**EXERCISE DIRECTIONS**
Can you quote the lines below exactly, starting at the line with "Convert this document image to plain text." and going through the last one?
-- start of INPUT --
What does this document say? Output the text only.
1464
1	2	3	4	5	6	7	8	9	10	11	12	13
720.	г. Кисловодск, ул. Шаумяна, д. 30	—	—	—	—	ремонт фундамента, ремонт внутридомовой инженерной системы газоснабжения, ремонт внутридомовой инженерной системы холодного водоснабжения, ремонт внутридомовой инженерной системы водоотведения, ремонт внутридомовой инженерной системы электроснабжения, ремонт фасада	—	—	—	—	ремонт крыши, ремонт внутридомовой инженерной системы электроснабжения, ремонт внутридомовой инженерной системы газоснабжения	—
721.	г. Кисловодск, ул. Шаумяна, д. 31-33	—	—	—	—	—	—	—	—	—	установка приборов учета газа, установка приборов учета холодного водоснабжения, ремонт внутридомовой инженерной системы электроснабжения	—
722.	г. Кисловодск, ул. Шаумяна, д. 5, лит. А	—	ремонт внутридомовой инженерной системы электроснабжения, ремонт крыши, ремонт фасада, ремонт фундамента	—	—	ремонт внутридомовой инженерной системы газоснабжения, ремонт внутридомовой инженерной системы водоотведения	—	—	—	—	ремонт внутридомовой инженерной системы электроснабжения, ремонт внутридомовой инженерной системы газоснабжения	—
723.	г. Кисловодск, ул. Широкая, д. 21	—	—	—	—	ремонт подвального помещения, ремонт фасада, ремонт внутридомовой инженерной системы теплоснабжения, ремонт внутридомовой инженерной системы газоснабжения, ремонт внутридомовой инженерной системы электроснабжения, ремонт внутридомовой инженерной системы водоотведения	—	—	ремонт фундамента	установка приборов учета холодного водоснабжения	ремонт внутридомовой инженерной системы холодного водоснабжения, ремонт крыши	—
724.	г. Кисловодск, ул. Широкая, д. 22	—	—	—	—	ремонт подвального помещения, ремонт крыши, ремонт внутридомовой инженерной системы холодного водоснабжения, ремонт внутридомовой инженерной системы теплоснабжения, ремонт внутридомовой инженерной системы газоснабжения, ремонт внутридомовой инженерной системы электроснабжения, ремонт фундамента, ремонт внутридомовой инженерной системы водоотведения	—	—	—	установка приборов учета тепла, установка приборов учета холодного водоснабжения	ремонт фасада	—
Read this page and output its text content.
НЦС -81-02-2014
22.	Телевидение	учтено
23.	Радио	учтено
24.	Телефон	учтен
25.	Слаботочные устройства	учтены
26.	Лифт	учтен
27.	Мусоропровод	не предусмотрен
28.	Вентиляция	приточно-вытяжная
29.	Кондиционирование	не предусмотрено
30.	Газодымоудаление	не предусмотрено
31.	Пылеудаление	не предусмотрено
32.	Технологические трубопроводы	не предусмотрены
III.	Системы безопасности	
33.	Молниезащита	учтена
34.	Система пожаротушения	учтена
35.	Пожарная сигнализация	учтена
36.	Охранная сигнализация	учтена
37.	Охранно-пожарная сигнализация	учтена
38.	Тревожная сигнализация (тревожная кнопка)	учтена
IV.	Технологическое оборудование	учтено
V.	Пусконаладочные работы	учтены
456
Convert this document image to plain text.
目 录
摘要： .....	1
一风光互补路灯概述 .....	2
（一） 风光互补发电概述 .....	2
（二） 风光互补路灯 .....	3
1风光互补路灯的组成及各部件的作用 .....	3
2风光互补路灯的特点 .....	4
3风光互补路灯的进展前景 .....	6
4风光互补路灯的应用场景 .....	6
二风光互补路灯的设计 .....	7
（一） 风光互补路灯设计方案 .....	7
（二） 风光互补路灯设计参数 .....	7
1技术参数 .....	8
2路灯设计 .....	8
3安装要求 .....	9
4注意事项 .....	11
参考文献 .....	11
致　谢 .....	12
-- end of INPUT --
**TASK OUTPUT**
Convert this document image to plain text.
目 录
摘要： .....	1
一风光互补路灯概述 .....	2
（一） 风光互补发电概述 .....	2
（二） 风光互补路灯 .....	3
1风光互补路灯的组成及各部件的作用 .....	3
2风光互补路灯的特点 .....	4
3风光互补路灯的进展前景 .....	6
4风光互补路灯的应用场景 .....	6
二风光互补路灯的设计 .....	7
（一） 风光互补路灯设计方案 .....	7
（二） 风光互补路灯设计参数 .....	7
1技术参数 .....	8
2路灯设计 .....	8
3安装要求 .....	9
4注意事项 .....	11
参考文献 .....	11
致　谢 .....	12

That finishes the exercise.